* TASK: Find every line in the records below that holds the word "telegram", and copy each one.
══════
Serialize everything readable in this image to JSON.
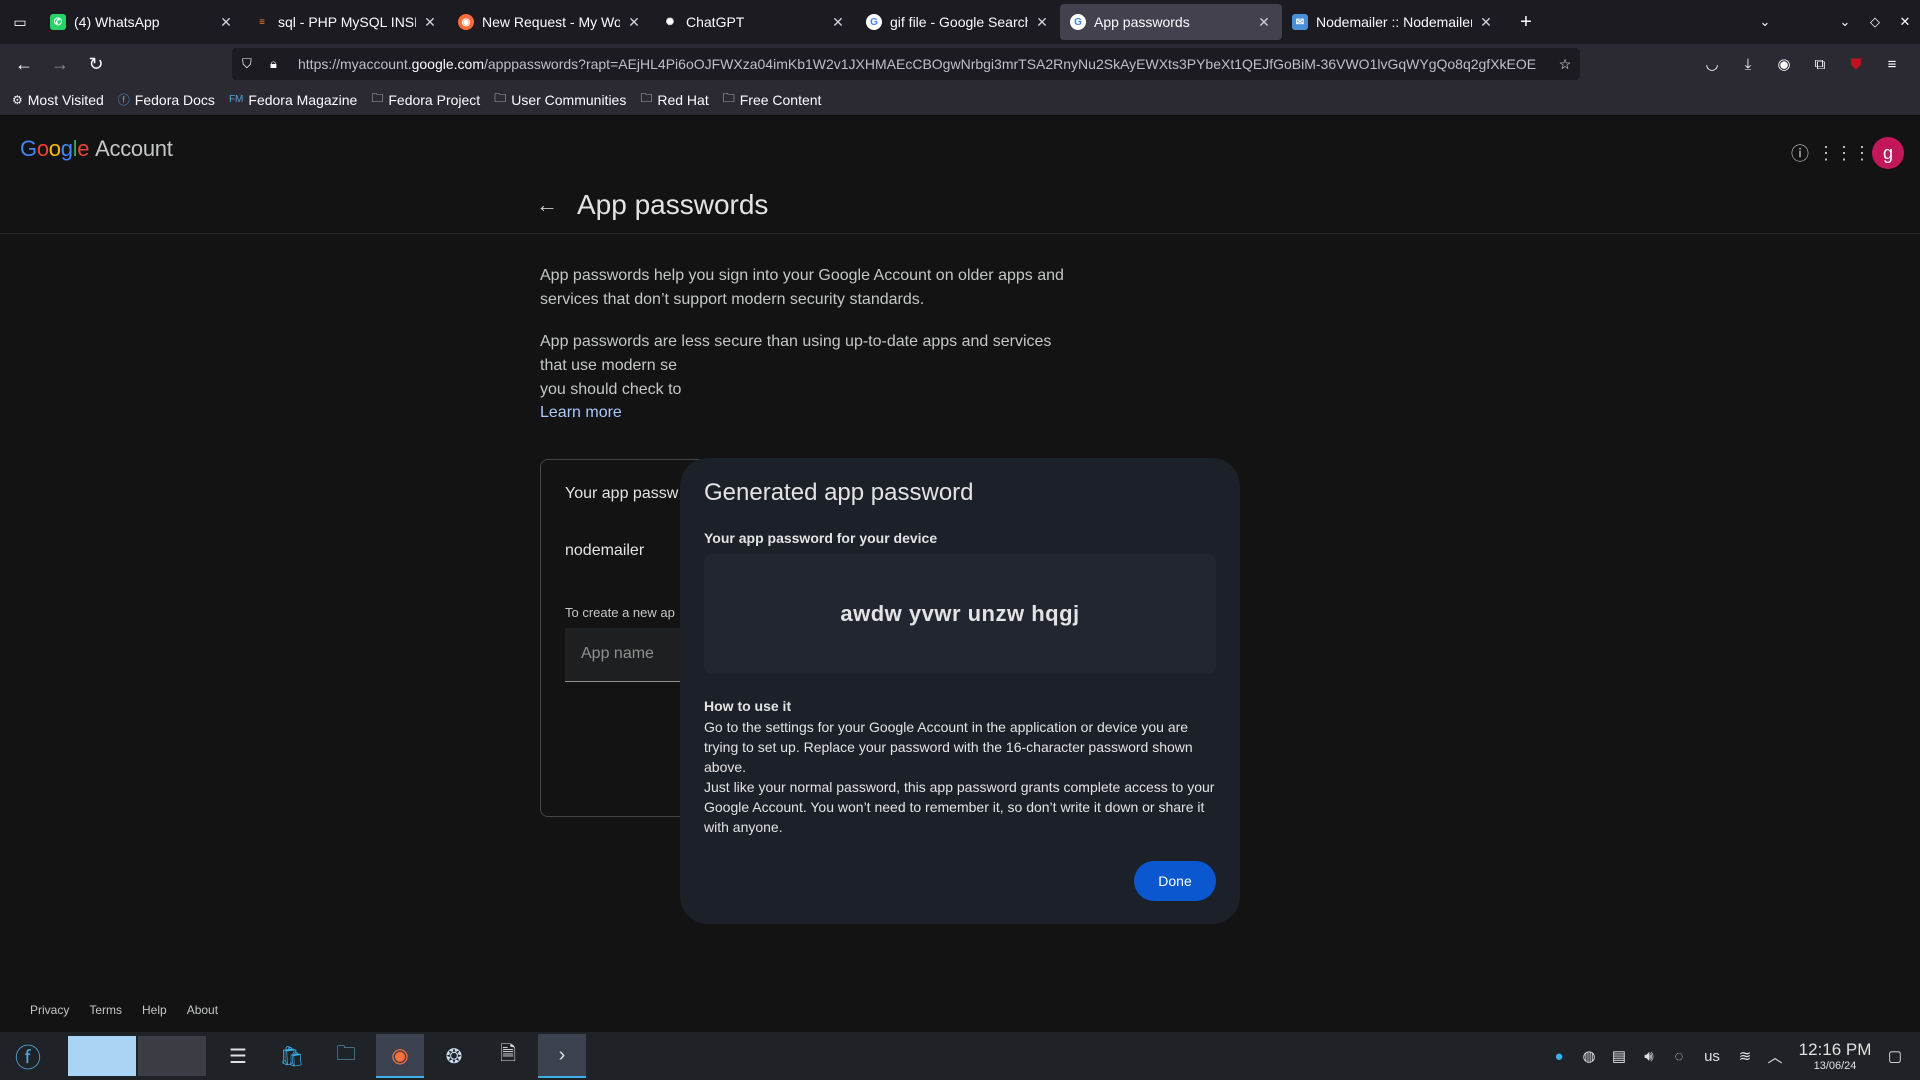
{
  "browser": {
    "tabs": [
      {
        "title": "(4) WhatsApp",
        "icon": "whatsapp-icon",
        "color": "#25d366"
      },
      {
        "title": "sql - PHP MySQL INSERT re",
        "icon": "stackoverflow-icon",
        "color": "#f48024"
      },
      {
        "title": "New Request - My Worksp",
        "icon": "postman-icon",
        "color": "#ff6c37"
      },
      {
        "title": "ChatGPT",
        "icon": "chatgpt-icon",
        "color": "#ffffff"
      },
      {
        "title": "gif file - Google Search",
        "icon": "google-icon",
        "color": "#ffffff"
      },
      {
        "title": "App passwords",
        "icon": "google-icon",
        "color": "#ffffff",
        "active": true
      },
      {
        "title": "Nodemailer :: Nodemailer",
        "icon": "nodemailer-icon",
        "color": "#4a90d9"
      }
    ],
    "url_prefix": "https://myaccount.",
    "url_domain": "google.com",
    "url_rest": "/apppasswords?rapt=AEjHL4Pi6oOJFWXza04imKb1W2v1JXHMAEcCBOgwNrbgi3mrTSA2RnyNu2SkAyEWXts3PYbeXt1QEJfGoBiM-36VWO1lvGqWYgQo8q2gfXkEOE",
    "bookmarks": [
      {
        "label": "Most Visited",
        "icon": "gear-icon"
      },
      {
        "label": "Fedora Docs",
        "icon": "fedora-icon"
      },
      {
        "label": "Fedora Magazine",
        "icon": "fedora-magazine-icon"
      },
      {
        "label": "Fedora Project",
        "icon": "folder-icon"
      },
      {
        "label": "User Communities",
        "icon": "folder-icon"
      },
      {
        "label": "Red Hat",
        "icon": "folder-icon"
      },
      {
        "label": "Free Content",
        "icon": "folder-icon"
      }
    ]
  },
  "page": {
    "logo": "Google",
    "logo_suffix": "Account",
    "avatar_letter": "g",
    "title": "App passwords",
    "para1": "App passwords help you sign into your Google Account on older apps and services that don’t support modern security standards.",
    "para2_l1": "App passwords are less secure than using up-to-date apps and services",
    "para2_l2": "that use modern se",
    "para2_l3": "you should check to",
    "learn_more": "Learn more",
    "card_title": "Your app passw",
    "app_entry": "nodemailer",
    "create_hint": "To create a new ap",
    "input_placeholder": "App name",
    "footer": [
      "Privacy",
      "Terms",
      "Help",
      "About"
    ]
  },
  "dialog": {
    "title": "Generated app password",
    "subtitle": "Your app password for your device",
    "password": "awdw yvwr unzw hqgj",
    "how_title": "How to use it",
    "how_p1": "Go to the settings for your Google Account in the application or device you are trying to set up. Replace your password with the 16-character password shown above.",
    "how_p2": "Just like your normal password, this app password grants complete access to your Google Account. You won’t need to remember it, so don’t write it down or share it with anyone.",
    "done": "Done"
  },
  "taskbar": {
    "keyboard_layout": "us",
    "time": "12:16 PM",
    "date": "13/06/24"
  }
}
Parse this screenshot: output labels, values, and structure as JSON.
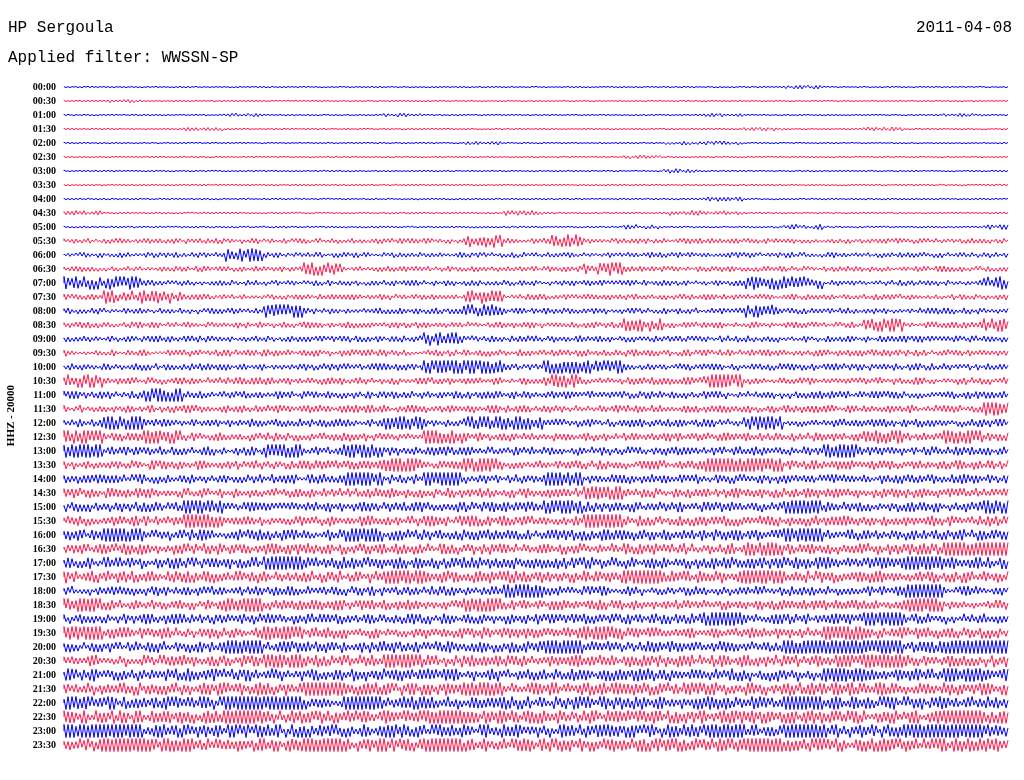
{
  "header": {
    "station": "HP Sergoula",
    "filter": "Applied filter: WWSSN-SP",
    "date": "2011-04-08"
  },
  "channel_label": "HHZ - 20000",
  "rows": [
    {
      "time": "00:00",
      "color": "#0000ff"
    },
    {
      "time": "00:30",
      "color": "#ff1a4d"
    },
    {
      "time": "01:00",
      "color": "#0000ff"
    },
    {
      "time": "01:30",
      "color": "#ff1a4d"
    },
    {
      "time": "02:00",
      "color": "#0000ff"
    },
    {
      "time": "02:30",
      "color": "#ff1a4d"
    },
    {
      "time": "03:00",
      "color": "#0000ff"
    },
    {
      "time": "03:30",
      "color": "#ff1a4d"
    },
    {
      "time": "04:00",
      "color": "#0000ff"
    },
    {
      "time": "04:30",
      "color": "#ff1a4d"
    },
    {
      "time": "05:00",
      "color": "#0000ff"
    },
    {
      "time": "05:30",
      "color": "#ff1a4d"
    },
    {
      "time": "06:00",
      "color": "#0000ff"
    },
    {
      "time": "06:30",
      "color": "#ff1a4d"
    },
    {
      "time": "07:00",
      "color": "#0000ff"
    },
    {
      "time": "07:30",
      "color": "#ff1a4d"
    },
    {
      "time": "08:00",
      "color": "#0000ff"
    },
    {
      "time": "08:30",
      "color": "#ff1a4d"
    },
    {
      "time": "09:00",
      "color": "#0000ff"
    },
    {
      "time": "09:30",
      "color": "#ff1a4d"
    },
    {
      "time": "10:00",
      "color": "#0000ff"
    },
    {
      "time": "10:30",
      "color": "#ff1a4d"
    },
    {
      "time": "11:00",
      "color": "#0000ff"
    },
    {
      "time": "11:30",
      "color": "#ff1a4d"
    },
    {
      "time": "12:00",
      "color": "#0000ff"
    },
    {
      "time": "12:30",
      "color": "#ff1a4d"
    },
    {
      "time": "13:00",
      "color": "#0000ff"
    },
    {
      "time": "13:30",
      "color": "#ff1a4d"
    },
    {
      "time": "14:00",
      "color": "#0000ff"
    },
    {
      "time": "14:30",
      "color": "#ff1a4d"
    },
    {
      "time": "15:00",
      "color": "#0000ff"
    },
    {
      "time": "15:30",
      "color": "#ff1a4d"
    },
    {
      "time": "16:00",
      "color": "#0000ff"
    },
    {
      "time": "16:30",
      "color": "#ff1a4d"
    },
    {
      "time": "17:00",
      "color": "#0000ff"
    },
    {
      "time": "17:30",
      "color": "#ff1a4d"
    },
    {
      "time": "18:00",
      "color": "#0000ff"
    },
    {
      "time": "18:30",
      "color": "#ff1a4d"
    },
    {
      "time": "19:00",
      "color": "#0000ff"
    },
    {
      "time": "19:30",
      "color": "#ff1a4d"
    },
    {
      "time": "20:00",
      "color": "#0000ff"
    },
    {
      "time": "20:30",
      "color": "#ff1a4d"
    },
    {
      "time": "21:00",
      "color": "#0000ff"
    },
    {
      "time": "21:30",
      "color": "#ff1a4d"
    },
    {
      "time": "22:00",
      "color": "#0000ff"
    },
    {
      "time": "22:30",
      "color": "#ff1a4d"
    },
    {
      "time": "23:00",
      "color": "#0000ff"
    },
    {
      "time": "23:30",
      "color": "#ff1a4d"
    }
  ]
}
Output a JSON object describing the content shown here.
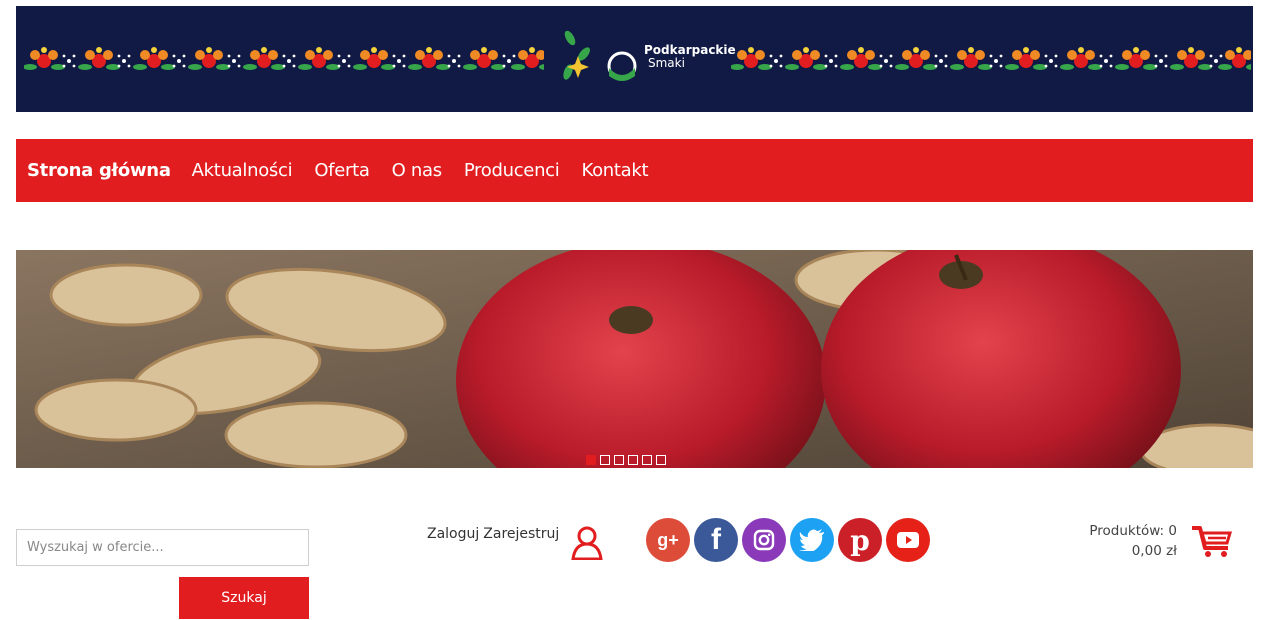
{
  "header": {
    "logo": {
      "line1": "Podkarpackie",
      "line2": "Smaki"
    }
  },
  "nav": {
    "items": [
      {
        "label": "Strona główna",
        "active": true
      },
      {
        "label": "Aktualności"
      },
      {
        "label": "Oferta"
      },
      {
        "label": "O nas"
      },
      {
        "label": "Producenci"
      },
      {
        "label": "Kontakt"
      }
    ]
  },
  "hero": {
    "slides_total": 6,
    "active_slide": 1
  },
  "search": {
    "placeholder": "Wyszukaj w ofercie...",
    "button_label": "Szukaj"
  },
  "account": {
    "login_label": "Zaloguj",
    "register_label": "Zarejestruj",
    "icon": "user-icon"
  },
  "social": [
    {
      "name": "google-plus-icon",
      "color": "#dd4b39"
    },
    {
      "name": "facebook-icon",
      "color": "#3b5998"
    },
    {
      "name": "instagram-icon",
      "color": "#8a3ab9"
    },
    {
      "name": "twitter-icon",
      "color": "#1da1f2"
    },
    {
      "name": "pinterest-icon",
      "color": "#cb2027"
    },
    {
      "name": "youtube-icon",
      "color": "#e62117"
    }
  ],
  "cart": {
    "products_label": "Produktów: 0",
    "total": "0,00 zł",
    "icon": "cart-icon"
  },
  "colors": {
    "brand_red": "#e11d1f",
    "banner_navy": "#111a45"
  }
}
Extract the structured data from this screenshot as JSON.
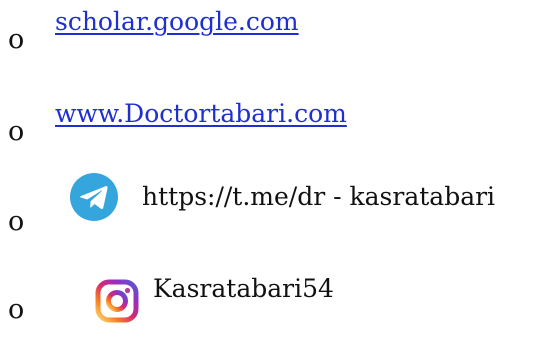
{
  "bullet_glyph": "o",
  "items": [
    {
      "kind": "link",
      "label": "scholar.google.com"
    },
    {
      "kind": "link",
      "label": "www.Doctortabari.com"
    },
    {
      "kind": "text",
      "icon": "telegram-icon",
      "label": "https://t.me/dr - kasratabari"
    },
    {
      "kind": "text",
      "icon": "instagram-icon",
      "label": "Kasratabari54"
    }
  ],
  "colors": {
    "link": "#1f2fd0",
    "telegram": "#35a6dd",
    "instagram_gradient": [
      "#feda75",
      "#fa7e1e",
      "#d62976",
      "#962fbf",
      "#4f5bd5"
    ]
  }
}
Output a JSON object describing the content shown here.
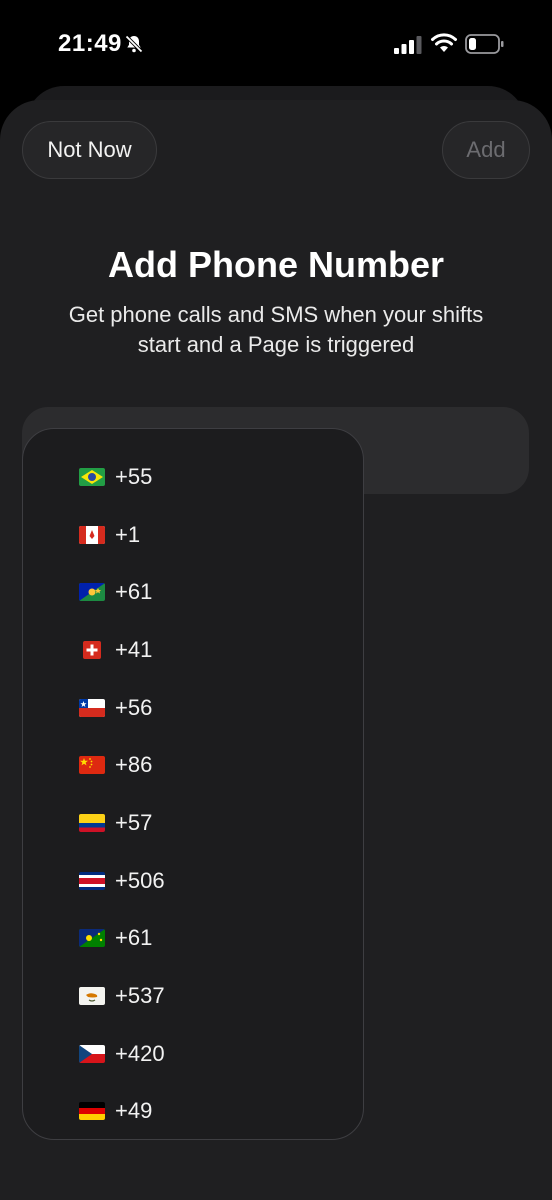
{
  "status": {
    "time": "21:49",
    "icons": [
      "bell-slash-icon",
      "cellular-signal-icon",
      "wifi-icon",
      "battery-icon"
    ]
  },
  "header": {
    "not_now_label": "Not Now",
    "add_label": "Add"
  },
  "content": {
    "title": "Add Phone Number",
    "subtitle": "Get phone calls and SMS when your shifts start and a Page is triggered"
  },
  "country_codes": [
    {
      "code": "+55",
      "flag": "brazil-flag-icon"
    },
    {
      "code": "+1",
      "flag": "canada-flag-icon"
    },
    {
      "code": "+61",
      "flag": "christmas-island-flag-icon"
    },
    {
      "code": "+41",
      "flag": "switzerland-flag-icon"
    },
    {
      "code": "+56",
      "flag": "chile-flag-icon"
    },
    {
      "code": "+86",
      "flag": "china-flag-icon"
    },
    {
      "code": "+57",
      "flag": "colombia-flag-icon"
    },
    {
      "code": "+506",
      "flag": "costa-rica-flag-icon"
    },
    {
      "code": "+61",
      "flag": "cocos-islands-flag-icon"
    },
    {
      "code": "+537",
      "flag": "cyprus-flag-icon"
    },
    {
      "code": "+420",
      "flag": "czechia-flag-icon"
    },
    {
      "code": "+49",
      "flag": "germany-flag-icon"
    }
  ],
  "colors": {
    "sheet": "#1f1f21",
    "field": "#2c2c2e",
    "dropdown": "#1c1c1e",
    "disabled_text": "#6c6c70"
  }
}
══════
* OUTPUT BELOW:
      "icon": "telegram-icon",
    "telegram": "#35a6dd",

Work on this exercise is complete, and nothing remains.